— START DATA FOR THIS EXERCISE —
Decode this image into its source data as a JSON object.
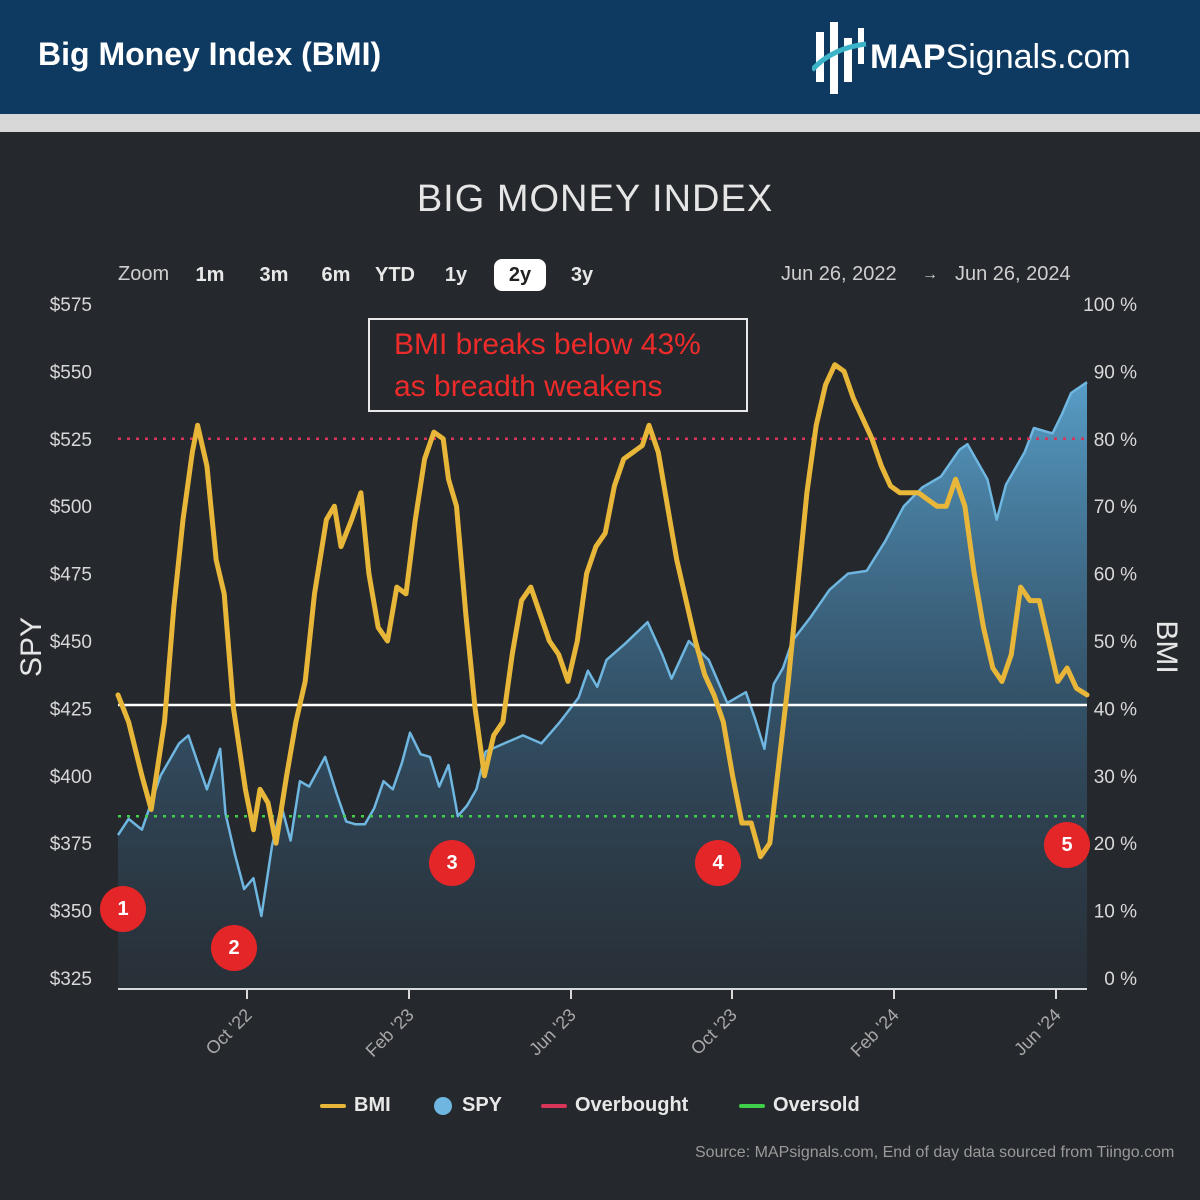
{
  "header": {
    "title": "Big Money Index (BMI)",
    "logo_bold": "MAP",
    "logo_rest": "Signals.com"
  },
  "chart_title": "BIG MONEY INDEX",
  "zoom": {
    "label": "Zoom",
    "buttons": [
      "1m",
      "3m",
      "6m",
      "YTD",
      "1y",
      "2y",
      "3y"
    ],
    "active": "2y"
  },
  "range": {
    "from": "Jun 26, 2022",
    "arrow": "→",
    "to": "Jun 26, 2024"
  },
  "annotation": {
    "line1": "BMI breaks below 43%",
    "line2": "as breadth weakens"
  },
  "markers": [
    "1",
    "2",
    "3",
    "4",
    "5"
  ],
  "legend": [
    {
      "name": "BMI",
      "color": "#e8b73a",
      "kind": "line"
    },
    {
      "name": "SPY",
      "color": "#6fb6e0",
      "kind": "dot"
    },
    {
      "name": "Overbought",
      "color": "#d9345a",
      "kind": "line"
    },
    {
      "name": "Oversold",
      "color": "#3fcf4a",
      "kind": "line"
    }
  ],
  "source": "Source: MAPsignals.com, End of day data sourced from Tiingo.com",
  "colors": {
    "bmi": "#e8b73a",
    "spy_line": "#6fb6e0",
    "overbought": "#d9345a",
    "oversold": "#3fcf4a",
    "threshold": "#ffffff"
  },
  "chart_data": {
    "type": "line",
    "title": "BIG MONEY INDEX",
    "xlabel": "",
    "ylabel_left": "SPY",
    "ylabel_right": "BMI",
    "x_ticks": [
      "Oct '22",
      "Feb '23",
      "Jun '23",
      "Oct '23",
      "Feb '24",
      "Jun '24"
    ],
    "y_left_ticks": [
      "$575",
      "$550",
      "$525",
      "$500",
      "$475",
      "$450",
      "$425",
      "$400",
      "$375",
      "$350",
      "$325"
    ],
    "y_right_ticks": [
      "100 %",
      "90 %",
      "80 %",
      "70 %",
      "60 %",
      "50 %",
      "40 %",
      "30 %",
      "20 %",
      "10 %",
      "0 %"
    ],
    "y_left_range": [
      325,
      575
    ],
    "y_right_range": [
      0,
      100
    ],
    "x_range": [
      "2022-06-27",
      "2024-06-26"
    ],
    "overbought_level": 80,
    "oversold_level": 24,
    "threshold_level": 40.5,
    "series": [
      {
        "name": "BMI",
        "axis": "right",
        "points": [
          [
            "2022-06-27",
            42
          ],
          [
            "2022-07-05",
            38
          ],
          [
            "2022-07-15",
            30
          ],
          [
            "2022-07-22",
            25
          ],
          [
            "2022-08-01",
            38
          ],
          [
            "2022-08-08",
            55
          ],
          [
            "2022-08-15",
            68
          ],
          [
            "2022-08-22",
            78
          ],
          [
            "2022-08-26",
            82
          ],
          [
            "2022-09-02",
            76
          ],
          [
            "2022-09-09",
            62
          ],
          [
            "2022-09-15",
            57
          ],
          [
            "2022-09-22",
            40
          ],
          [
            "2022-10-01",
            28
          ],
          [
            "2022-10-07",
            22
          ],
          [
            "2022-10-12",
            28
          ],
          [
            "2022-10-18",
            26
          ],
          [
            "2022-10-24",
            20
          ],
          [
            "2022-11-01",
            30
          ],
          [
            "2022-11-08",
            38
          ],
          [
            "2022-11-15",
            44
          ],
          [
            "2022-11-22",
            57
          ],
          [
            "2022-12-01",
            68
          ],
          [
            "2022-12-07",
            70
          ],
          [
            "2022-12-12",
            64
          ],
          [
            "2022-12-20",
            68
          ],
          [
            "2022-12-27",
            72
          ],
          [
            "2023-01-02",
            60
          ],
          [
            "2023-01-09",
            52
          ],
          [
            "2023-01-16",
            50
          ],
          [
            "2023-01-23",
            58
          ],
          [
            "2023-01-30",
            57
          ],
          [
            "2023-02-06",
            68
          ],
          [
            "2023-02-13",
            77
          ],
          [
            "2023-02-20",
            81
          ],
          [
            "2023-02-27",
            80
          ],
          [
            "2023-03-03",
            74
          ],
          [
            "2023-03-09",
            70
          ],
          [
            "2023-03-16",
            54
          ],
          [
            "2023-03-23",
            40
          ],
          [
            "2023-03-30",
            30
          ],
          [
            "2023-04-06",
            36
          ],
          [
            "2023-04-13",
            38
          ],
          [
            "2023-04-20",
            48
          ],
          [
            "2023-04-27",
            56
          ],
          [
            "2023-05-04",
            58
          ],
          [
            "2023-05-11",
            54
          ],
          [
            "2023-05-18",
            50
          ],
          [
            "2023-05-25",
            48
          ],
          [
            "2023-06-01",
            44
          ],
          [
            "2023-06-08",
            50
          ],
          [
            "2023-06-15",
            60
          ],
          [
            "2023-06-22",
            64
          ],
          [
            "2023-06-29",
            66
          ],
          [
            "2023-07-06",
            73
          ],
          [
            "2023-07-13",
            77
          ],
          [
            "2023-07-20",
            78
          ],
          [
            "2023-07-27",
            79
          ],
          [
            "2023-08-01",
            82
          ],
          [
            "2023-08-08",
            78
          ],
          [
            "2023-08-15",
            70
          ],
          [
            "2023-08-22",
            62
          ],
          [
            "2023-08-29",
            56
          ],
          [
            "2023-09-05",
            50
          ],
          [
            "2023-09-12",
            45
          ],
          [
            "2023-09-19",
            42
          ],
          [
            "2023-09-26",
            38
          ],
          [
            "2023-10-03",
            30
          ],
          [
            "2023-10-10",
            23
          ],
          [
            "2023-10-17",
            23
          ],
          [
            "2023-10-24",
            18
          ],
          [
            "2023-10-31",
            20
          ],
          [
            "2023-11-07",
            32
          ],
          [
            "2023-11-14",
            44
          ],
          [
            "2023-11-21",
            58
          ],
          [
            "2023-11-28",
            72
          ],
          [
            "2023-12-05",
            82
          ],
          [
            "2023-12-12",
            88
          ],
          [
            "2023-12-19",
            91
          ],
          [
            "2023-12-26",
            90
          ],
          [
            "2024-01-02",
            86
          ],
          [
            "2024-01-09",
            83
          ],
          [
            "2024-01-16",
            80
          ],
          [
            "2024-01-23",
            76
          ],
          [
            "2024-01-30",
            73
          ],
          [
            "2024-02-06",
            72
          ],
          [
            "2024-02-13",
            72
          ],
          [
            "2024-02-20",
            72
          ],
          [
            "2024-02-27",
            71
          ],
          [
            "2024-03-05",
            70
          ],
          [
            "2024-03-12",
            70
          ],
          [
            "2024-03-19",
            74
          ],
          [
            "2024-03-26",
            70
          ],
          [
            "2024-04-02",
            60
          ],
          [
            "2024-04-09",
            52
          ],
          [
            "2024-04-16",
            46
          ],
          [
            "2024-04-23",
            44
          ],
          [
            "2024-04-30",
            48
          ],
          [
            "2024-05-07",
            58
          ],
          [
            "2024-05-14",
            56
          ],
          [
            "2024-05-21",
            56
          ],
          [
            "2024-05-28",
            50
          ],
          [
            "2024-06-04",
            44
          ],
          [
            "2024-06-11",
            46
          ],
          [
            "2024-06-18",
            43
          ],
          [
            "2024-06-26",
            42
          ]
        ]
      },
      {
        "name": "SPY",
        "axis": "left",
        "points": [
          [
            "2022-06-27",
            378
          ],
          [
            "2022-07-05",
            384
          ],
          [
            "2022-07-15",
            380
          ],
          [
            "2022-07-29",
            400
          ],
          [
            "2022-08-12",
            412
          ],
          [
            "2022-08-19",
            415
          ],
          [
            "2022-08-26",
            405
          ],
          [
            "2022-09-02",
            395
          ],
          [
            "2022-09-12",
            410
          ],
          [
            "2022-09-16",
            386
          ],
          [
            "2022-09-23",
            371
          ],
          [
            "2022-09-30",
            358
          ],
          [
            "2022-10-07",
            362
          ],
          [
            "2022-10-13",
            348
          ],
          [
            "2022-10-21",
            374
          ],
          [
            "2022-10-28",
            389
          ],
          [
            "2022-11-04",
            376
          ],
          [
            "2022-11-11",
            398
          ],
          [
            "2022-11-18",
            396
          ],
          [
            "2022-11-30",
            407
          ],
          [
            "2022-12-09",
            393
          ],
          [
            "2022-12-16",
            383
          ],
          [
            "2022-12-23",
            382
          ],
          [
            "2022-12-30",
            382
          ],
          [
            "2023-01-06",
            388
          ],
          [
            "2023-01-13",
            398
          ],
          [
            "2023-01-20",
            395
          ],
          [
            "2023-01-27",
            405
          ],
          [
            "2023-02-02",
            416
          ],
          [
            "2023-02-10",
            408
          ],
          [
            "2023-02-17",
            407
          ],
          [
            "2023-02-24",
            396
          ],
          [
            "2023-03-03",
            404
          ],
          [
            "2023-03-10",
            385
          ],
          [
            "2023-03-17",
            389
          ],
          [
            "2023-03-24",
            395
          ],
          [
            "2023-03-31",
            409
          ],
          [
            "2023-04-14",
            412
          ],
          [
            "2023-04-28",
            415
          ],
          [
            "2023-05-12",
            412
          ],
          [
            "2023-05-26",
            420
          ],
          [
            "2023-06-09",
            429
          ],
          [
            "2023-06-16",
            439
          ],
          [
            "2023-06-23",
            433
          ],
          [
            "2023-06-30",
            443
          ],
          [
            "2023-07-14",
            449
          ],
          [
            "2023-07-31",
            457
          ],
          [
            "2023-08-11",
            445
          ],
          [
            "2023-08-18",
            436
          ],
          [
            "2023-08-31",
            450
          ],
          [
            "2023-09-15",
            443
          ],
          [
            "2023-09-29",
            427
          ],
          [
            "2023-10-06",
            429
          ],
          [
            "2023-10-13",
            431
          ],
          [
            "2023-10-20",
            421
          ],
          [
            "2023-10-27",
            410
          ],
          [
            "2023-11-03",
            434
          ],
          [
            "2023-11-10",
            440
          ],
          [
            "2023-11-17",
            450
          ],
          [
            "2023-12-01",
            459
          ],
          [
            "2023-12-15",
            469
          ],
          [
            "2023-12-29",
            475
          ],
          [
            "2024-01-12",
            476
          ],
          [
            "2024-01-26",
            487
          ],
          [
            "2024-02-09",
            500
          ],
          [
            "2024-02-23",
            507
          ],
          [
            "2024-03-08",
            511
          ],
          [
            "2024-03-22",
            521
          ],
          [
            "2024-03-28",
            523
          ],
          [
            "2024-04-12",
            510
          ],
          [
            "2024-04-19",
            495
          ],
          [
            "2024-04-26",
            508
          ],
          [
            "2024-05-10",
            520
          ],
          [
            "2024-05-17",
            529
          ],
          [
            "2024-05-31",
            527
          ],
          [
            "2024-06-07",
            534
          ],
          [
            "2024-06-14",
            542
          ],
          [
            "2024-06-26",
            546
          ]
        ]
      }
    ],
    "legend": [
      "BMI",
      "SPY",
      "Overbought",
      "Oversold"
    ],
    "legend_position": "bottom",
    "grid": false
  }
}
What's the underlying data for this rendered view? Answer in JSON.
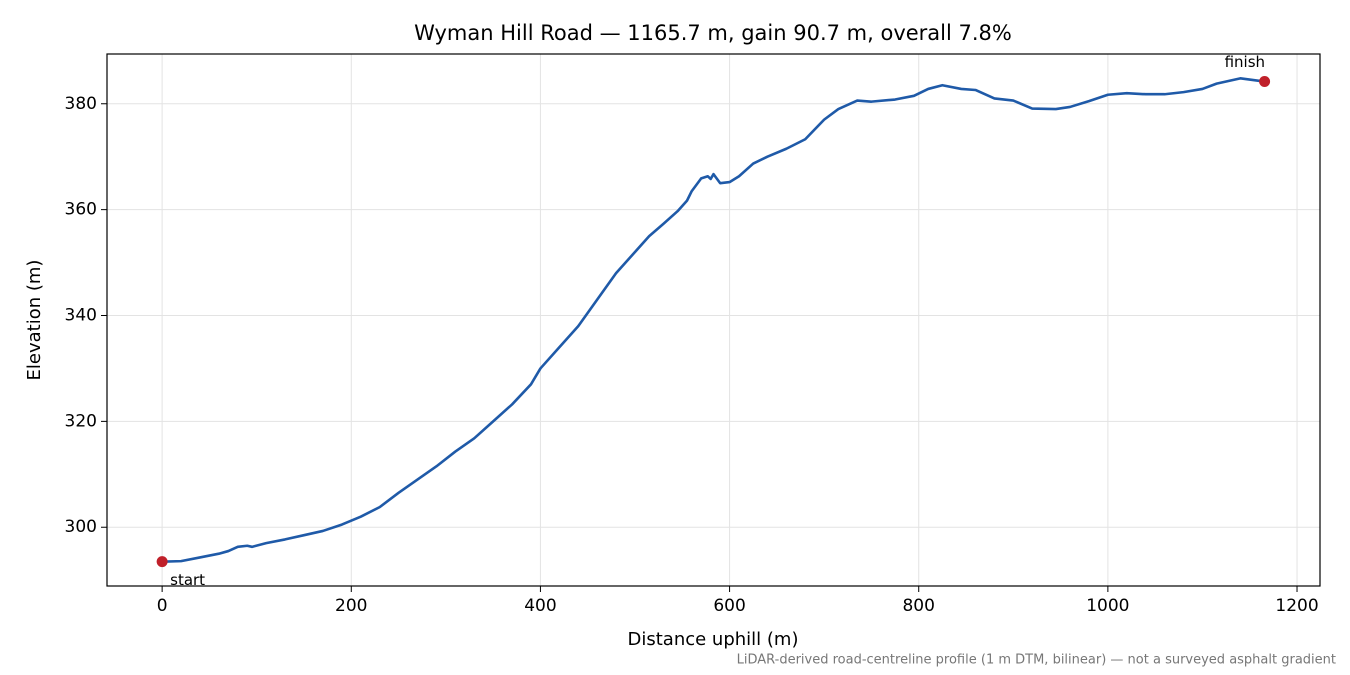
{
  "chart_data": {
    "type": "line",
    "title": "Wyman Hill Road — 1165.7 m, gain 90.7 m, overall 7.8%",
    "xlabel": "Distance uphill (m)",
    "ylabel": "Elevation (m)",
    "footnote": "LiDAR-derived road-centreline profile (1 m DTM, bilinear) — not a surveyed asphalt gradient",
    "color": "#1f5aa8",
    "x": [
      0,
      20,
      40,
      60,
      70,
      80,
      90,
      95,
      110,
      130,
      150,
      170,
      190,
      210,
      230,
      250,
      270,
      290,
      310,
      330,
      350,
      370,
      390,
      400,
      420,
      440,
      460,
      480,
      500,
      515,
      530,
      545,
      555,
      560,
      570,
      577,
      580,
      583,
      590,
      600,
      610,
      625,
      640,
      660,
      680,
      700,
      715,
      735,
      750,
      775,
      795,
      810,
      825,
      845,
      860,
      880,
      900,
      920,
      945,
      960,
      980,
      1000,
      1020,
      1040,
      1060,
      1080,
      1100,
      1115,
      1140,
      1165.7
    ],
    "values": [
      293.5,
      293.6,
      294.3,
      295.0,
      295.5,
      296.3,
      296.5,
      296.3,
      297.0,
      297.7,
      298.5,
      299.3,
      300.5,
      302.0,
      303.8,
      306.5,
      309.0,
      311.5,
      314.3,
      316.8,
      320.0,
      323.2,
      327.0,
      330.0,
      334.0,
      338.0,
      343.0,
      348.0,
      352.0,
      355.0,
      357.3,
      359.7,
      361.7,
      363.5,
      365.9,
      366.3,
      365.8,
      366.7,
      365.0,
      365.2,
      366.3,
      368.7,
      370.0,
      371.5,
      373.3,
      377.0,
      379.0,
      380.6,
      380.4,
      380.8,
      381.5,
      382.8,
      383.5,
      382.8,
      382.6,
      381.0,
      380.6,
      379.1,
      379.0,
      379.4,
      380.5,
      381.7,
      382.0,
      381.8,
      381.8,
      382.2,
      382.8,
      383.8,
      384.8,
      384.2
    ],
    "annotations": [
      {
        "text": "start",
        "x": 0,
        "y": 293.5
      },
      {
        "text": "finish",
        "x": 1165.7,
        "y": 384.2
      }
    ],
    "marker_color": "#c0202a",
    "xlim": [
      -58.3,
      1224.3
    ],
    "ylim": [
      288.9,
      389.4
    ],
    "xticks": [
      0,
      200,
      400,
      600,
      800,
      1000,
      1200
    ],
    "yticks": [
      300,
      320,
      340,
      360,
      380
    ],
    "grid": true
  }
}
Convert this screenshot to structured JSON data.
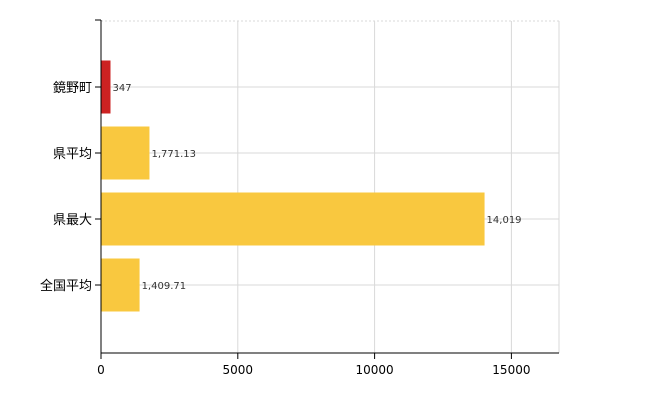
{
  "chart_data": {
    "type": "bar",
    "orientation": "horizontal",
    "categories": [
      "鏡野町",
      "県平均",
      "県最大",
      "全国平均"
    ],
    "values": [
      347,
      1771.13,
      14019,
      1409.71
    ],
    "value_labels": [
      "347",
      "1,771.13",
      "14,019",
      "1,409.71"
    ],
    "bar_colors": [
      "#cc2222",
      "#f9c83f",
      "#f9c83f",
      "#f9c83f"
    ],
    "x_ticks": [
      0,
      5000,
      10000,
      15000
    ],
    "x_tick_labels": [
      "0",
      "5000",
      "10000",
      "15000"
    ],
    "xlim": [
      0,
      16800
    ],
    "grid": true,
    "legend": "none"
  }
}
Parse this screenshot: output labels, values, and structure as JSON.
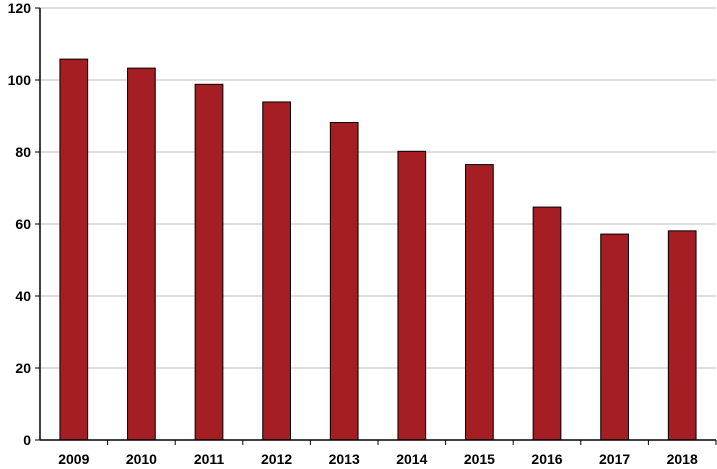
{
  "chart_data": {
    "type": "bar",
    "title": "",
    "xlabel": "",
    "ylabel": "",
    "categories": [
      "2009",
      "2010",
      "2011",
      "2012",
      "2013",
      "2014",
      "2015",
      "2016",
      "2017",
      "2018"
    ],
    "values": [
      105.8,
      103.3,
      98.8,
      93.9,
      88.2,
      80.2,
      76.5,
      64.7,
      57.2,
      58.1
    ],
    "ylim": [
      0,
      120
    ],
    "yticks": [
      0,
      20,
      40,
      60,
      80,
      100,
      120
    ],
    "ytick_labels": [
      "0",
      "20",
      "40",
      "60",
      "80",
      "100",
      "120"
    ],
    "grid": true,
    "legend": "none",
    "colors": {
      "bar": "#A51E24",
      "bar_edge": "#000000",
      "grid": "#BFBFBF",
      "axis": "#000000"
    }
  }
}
— END DATA FOR THIS EXERCISE —
| YOUR TASK |
Reply with one number only: how many lines of the listing hold "name"?

| SOLUTION TO THIS TASK |
6